▶ _Exercise aim_
Select every line below containing the word "受力面积越小".

[A run of records]
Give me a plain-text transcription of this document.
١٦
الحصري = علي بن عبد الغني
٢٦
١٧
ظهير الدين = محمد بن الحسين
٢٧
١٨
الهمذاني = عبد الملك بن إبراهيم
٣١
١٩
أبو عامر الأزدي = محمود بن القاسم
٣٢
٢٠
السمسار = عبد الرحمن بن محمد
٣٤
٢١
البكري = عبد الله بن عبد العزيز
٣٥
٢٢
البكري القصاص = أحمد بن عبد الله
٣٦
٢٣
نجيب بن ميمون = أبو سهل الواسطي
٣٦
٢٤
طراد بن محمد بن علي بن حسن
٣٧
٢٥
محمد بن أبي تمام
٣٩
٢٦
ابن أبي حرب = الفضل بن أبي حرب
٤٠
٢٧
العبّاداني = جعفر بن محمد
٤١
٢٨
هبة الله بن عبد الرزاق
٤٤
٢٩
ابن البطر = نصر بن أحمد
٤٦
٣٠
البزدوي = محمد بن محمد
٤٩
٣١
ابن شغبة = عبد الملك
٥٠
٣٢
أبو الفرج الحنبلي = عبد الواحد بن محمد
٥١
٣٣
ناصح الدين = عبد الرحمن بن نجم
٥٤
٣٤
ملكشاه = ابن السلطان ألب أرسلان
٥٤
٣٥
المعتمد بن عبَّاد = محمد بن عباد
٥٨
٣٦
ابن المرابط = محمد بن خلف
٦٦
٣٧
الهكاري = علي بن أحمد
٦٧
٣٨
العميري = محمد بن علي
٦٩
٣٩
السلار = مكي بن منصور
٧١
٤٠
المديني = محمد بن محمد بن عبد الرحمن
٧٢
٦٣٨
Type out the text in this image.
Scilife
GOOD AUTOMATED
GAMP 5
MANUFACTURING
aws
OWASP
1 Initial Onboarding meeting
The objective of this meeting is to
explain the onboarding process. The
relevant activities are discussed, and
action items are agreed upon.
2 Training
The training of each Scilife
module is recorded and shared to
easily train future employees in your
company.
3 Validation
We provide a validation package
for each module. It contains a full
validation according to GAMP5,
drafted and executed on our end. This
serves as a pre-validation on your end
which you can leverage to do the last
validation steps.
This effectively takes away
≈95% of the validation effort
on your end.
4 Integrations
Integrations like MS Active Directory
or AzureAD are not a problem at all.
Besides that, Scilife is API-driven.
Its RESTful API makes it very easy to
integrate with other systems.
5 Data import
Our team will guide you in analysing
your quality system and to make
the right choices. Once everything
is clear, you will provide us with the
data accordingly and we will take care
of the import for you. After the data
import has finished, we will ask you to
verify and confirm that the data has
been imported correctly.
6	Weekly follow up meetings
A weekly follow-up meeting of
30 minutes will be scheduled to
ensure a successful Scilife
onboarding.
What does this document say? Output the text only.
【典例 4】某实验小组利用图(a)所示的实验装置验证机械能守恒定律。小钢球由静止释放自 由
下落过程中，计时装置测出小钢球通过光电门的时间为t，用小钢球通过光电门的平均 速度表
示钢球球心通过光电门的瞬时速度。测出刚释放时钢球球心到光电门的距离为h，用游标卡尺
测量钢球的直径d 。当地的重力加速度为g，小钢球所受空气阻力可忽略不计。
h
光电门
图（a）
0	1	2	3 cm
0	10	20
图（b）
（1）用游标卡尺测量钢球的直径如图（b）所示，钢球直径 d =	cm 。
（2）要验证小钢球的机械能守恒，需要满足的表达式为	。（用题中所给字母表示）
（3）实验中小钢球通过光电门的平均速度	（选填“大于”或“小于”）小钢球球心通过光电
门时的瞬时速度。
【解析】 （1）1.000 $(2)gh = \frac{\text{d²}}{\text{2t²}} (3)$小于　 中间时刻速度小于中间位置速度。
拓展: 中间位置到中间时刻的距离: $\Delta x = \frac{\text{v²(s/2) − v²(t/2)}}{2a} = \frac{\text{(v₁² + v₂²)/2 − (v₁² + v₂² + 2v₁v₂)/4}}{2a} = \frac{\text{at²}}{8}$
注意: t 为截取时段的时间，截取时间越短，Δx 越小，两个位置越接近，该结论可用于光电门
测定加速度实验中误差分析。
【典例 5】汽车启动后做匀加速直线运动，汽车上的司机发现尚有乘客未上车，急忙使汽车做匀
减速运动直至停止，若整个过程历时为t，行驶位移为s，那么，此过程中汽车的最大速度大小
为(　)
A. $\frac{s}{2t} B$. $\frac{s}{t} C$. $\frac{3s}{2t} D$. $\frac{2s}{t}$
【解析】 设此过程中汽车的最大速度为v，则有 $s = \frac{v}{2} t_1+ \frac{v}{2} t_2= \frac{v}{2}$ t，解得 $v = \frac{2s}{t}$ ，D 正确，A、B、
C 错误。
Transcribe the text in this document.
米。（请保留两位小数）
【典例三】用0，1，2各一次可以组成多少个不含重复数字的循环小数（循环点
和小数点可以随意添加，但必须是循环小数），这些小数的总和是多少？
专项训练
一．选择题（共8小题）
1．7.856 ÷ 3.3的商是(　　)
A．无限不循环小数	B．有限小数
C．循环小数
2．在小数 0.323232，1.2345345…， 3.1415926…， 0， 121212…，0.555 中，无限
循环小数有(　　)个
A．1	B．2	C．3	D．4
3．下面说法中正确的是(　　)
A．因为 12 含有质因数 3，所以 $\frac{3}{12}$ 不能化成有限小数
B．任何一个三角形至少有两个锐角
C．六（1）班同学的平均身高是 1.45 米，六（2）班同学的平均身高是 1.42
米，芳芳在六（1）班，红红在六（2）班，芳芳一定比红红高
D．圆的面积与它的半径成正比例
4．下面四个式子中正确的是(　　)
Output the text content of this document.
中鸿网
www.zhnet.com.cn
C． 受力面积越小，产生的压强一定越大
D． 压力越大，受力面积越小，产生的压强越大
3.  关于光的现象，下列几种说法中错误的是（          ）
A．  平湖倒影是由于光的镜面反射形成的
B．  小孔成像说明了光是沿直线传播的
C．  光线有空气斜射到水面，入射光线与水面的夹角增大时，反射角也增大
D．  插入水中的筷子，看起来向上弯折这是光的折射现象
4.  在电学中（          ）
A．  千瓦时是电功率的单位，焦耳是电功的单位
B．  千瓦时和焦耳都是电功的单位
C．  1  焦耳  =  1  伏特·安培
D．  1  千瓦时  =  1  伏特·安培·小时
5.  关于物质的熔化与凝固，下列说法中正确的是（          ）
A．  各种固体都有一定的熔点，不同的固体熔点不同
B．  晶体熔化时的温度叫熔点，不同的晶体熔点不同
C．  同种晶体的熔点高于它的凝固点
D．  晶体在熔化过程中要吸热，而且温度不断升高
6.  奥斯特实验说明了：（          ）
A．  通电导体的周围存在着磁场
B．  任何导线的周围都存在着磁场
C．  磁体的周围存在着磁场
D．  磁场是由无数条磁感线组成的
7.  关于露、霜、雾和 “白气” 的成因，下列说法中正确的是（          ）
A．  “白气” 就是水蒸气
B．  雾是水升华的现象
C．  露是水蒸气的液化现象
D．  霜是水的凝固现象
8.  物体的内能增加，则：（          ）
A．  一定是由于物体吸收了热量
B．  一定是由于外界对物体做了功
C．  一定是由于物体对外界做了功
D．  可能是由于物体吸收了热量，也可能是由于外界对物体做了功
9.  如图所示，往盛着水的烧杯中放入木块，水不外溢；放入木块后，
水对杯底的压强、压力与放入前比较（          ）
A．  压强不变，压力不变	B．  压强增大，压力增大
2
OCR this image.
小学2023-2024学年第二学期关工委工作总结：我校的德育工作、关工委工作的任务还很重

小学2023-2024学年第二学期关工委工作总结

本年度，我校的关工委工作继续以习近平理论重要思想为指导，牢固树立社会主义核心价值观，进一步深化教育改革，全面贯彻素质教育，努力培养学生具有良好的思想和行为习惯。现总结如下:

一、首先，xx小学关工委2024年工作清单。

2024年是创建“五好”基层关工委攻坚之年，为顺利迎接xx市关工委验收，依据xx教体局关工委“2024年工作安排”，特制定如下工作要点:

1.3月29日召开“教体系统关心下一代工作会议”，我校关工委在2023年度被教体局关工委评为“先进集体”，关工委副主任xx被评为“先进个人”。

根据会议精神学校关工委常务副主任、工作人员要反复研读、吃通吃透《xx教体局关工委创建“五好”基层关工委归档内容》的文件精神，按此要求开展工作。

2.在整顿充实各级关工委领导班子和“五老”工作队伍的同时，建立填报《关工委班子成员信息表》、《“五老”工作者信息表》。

▶ _Output of the exercise_
C． 受力面积越小，产生的压强一定越大
D． 压力越大，受力面积越小，产生的压强越大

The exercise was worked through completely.